#### [Trecho selecionado]
--

Título: Benefícios da liberdade
Autor: Fonseca, Odemiro
Fonte: O Globo, 04/01/2007, Opinião, p. 7

Aidéia de que a educação nos salvará da pobreza é uma verdade condicionada à liberdade. E a idéia de que cultura condiciona prosperidade parece nos condenar à pobreza eterna.

Educação serve para pouco se as pessoas não forem livres. É só lembrar o que aconteceu nos países comunistas, onde a educação era considerada de qualidade. A educação só produz resultados em sociedades em que as pessoas podem fazer escolhas pessoais e econômicas, dando-lhes a oportunidade de serem criadoras e descobridoras. E a escolha da própria educação por parte das pessoas é central neste processo.

A questão cultural e da educação pode ser olhada a partir da história de muros que a política erigiu entre pessoas. Dois muros separaram pessoas de cultura e educação iguais e as submeteram a instituições políticas e econômicas diferentes. Trinta anos depois, eram sociedades muito diferentes em prosperidade e em liberdades. São os casos das Alemanhas e das Coréias. Muita riqueza e liberdade de um lado do muro. Muita pobreza e escravidão do outro lado.

A história mais intrigante é a do muro que separa os Estados Unidos do México. Saltam o muro os mais pobres e menos educados. Vão atrás de oportunidades e reconhecimento. Os 27 milhões de mexicanos nos EUA já têm renda superior aos 107 milhões no México. Os três muros indicam que as instituições fazem, em qualquer lugar e cultura, uma enorme diferença em prosperidade, liberdades e nas suas imbricações com a educação.

De acordo com o Serviço de Imigração dos EUA, os brasileiros estão em terceiro lugar entre os imigrantes ilegais que cruzam a fronteira México-Estados Unidos e são os de maior crescimento nos últimos anos. Outro companheirismo mexicano-brasileiro está no pífio crescimento, num processo de divergência econômica com países ricos e emergentes.

--

Dados de detecção de layout de documentos
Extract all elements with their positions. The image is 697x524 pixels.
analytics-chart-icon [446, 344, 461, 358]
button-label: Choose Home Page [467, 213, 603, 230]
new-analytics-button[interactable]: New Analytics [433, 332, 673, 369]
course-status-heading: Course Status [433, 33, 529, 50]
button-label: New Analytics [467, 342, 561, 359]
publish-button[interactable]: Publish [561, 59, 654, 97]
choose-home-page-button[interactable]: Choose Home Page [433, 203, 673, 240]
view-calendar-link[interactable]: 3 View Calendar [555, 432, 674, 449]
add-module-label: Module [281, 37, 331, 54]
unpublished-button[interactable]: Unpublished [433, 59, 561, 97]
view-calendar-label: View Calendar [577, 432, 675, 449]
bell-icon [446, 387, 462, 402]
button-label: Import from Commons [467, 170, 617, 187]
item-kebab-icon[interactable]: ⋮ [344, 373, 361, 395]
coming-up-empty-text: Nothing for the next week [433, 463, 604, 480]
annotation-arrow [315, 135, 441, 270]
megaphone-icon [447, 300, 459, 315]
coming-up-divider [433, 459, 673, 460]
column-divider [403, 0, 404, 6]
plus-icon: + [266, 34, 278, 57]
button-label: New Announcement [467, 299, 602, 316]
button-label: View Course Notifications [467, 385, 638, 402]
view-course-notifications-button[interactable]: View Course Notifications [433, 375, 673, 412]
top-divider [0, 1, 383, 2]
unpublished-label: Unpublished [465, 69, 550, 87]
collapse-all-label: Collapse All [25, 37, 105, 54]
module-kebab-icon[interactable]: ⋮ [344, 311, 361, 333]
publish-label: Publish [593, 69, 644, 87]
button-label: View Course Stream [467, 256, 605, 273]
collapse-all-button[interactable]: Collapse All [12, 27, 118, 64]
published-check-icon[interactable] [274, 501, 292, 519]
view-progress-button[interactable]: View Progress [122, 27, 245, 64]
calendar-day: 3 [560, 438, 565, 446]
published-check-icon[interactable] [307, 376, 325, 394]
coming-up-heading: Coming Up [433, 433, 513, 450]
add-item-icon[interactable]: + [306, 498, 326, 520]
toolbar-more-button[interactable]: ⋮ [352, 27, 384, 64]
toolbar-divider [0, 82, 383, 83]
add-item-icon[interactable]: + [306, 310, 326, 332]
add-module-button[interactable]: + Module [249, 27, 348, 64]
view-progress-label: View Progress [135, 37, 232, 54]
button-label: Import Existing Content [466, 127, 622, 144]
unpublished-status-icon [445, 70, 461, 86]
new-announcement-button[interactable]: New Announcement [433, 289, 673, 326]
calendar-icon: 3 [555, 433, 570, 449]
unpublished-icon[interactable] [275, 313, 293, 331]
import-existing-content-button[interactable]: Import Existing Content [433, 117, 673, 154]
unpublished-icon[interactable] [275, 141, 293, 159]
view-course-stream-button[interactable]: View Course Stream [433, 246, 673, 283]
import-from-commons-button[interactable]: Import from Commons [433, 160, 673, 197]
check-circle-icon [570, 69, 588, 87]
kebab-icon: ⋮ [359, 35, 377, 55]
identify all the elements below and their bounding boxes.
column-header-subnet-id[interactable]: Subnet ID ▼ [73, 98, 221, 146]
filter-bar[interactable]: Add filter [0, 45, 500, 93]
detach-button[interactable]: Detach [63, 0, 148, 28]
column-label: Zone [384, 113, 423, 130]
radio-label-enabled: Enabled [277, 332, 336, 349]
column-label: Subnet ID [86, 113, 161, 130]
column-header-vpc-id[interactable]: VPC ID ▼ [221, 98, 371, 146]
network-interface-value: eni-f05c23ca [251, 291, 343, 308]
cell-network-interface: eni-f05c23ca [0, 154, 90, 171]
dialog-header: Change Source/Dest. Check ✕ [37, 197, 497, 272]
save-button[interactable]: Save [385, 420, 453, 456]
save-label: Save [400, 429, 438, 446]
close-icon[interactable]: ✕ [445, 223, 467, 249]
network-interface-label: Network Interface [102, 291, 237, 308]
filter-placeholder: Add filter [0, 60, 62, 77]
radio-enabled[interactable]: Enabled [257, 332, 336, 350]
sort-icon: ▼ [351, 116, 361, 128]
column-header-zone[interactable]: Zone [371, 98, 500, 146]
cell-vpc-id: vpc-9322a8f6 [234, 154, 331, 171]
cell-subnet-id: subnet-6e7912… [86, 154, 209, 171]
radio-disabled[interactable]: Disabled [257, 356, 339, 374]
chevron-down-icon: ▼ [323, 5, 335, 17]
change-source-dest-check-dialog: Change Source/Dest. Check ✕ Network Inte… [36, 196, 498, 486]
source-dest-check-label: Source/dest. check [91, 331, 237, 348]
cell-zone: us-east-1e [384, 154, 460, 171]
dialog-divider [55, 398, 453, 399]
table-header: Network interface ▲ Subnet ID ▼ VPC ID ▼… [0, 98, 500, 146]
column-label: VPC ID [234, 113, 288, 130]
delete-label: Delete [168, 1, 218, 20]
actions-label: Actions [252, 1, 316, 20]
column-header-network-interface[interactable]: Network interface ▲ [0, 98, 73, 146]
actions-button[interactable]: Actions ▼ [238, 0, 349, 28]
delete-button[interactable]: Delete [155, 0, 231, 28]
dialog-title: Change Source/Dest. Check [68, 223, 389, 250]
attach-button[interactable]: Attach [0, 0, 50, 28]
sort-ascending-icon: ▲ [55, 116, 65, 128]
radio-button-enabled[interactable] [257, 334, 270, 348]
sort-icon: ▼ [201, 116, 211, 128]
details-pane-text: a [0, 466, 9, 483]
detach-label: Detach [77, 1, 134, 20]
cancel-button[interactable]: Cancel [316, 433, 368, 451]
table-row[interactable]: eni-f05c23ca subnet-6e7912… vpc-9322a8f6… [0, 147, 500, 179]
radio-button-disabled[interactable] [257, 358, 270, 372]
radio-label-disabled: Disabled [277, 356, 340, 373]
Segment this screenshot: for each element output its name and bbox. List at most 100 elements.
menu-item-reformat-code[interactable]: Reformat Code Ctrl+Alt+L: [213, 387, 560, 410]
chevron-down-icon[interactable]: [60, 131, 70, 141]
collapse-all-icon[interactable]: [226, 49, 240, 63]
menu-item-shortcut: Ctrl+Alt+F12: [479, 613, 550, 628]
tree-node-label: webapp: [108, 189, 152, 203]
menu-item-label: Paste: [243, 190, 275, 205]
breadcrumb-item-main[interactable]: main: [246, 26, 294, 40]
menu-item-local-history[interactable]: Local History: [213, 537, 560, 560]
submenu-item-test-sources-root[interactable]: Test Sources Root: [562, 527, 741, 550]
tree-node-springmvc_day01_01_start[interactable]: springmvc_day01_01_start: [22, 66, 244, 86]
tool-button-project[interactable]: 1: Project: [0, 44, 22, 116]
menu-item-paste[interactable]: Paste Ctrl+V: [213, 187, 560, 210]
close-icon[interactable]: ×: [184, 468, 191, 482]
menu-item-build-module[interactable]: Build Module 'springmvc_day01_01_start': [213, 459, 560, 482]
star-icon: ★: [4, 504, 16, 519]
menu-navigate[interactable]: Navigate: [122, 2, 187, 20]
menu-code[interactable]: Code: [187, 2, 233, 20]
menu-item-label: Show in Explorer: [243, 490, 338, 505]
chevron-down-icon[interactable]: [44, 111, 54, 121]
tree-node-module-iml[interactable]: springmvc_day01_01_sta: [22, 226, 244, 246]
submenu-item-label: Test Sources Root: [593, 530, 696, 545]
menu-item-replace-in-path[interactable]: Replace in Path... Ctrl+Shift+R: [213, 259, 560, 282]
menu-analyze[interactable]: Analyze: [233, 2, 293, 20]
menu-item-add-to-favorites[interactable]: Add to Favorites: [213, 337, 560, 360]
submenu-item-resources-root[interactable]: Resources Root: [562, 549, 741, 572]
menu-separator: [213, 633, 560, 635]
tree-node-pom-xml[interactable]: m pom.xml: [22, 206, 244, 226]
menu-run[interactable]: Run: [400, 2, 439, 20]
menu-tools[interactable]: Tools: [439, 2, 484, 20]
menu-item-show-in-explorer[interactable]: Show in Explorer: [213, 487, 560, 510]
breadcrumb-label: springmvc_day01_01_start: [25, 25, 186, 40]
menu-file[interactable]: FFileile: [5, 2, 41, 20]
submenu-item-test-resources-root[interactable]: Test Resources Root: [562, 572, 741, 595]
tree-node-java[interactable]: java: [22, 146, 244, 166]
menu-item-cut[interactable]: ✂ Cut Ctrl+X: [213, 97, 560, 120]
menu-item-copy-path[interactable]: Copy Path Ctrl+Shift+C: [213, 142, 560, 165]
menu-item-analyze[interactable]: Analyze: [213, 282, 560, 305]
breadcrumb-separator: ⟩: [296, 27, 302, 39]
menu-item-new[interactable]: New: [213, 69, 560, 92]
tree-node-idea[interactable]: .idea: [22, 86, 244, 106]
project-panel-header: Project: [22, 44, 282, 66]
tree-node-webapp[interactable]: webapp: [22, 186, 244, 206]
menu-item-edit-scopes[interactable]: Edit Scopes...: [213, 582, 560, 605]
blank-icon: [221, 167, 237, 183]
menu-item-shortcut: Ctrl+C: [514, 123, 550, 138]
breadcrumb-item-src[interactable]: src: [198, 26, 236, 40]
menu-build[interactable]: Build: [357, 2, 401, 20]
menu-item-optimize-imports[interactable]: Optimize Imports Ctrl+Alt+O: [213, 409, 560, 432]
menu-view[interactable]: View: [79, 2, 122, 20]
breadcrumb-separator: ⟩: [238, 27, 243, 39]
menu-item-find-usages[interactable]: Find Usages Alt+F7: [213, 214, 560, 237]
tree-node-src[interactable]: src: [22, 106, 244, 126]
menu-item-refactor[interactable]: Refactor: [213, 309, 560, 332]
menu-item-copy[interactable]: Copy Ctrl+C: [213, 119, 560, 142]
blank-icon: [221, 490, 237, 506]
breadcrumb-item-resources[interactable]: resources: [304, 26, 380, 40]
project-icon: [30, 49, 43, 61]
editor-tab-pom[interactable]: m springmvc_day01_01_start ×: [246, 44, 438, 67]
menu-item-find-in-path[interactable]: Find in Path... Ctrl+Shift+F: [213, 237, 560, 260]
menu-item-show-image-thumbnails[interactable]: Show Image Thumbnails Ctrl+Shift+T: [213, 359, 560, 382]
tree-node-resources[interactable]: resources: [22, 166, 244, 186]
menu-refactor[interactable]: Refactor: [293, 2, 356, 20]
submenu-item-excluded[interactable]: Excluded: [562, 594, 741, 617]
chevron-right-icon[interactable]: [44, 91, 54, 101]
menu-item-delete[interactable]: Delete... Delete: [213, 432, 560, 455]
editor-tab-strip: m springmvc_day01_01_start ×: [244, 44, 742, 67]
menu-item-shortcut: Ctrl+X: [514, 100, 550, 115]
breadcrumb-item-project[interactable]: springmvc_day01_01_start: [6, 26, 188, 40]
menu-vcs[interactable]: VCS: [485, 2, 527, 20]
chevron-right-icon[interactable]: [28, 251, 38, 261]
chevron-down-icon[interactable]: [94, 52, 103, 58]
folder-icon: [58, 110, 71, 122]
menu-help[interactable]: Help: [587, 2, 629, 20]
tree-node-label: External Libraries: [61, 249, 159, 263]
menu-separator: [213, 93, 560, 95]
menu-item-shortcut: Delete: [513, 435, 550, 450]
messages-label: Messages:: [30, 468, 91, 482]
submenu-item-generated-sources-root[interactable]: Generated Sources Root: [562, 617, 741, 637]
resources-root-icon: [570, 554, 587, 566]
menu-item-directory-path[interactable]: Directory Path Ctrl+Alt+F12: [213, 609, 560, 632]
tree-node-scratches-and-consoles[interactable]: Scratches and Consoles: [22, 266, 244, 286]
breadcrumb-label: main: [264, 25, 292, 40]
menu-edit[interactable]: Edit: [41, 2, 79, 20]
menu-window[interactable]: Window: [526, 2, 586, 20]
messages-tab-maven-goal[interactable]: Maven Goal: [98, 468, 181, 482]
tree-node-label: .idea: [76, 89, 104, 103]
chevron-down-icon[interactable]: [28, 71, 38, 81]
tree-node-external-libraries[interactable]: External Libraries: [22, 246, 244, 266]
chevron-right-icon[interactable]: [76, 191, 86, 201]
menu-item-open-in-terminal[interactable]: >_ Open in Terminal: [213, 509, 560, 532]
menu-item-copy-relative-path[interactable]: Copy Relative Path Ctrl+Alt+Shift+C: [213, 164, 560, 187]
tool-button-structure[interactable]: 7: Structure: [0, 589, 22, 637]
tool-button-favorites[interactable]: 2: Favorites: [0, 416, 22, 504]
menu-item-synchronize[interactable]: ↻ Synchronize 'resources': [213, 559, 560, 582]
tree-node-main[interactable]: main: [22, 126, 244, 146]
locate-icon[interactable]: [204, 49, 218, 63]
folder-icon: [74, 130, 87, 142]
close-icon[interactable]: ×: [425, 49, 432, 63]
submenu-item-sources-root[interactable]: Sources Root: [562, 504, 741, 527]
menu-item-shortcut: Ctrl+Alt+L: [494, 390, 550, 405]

--

#### [Descrição do problema]
No texto sobre os benefícios da liberdade, em que lugar os brasileiros aparecem entre os imigrantes ilegais que cruzam a fronteira México-Estados Unidos, segundo o Serviço de Imigração dos EUA?

#### [Resultado da tarefa]
Os brasileiros estão em terceiro lugar entre esses imigrantes ilegais.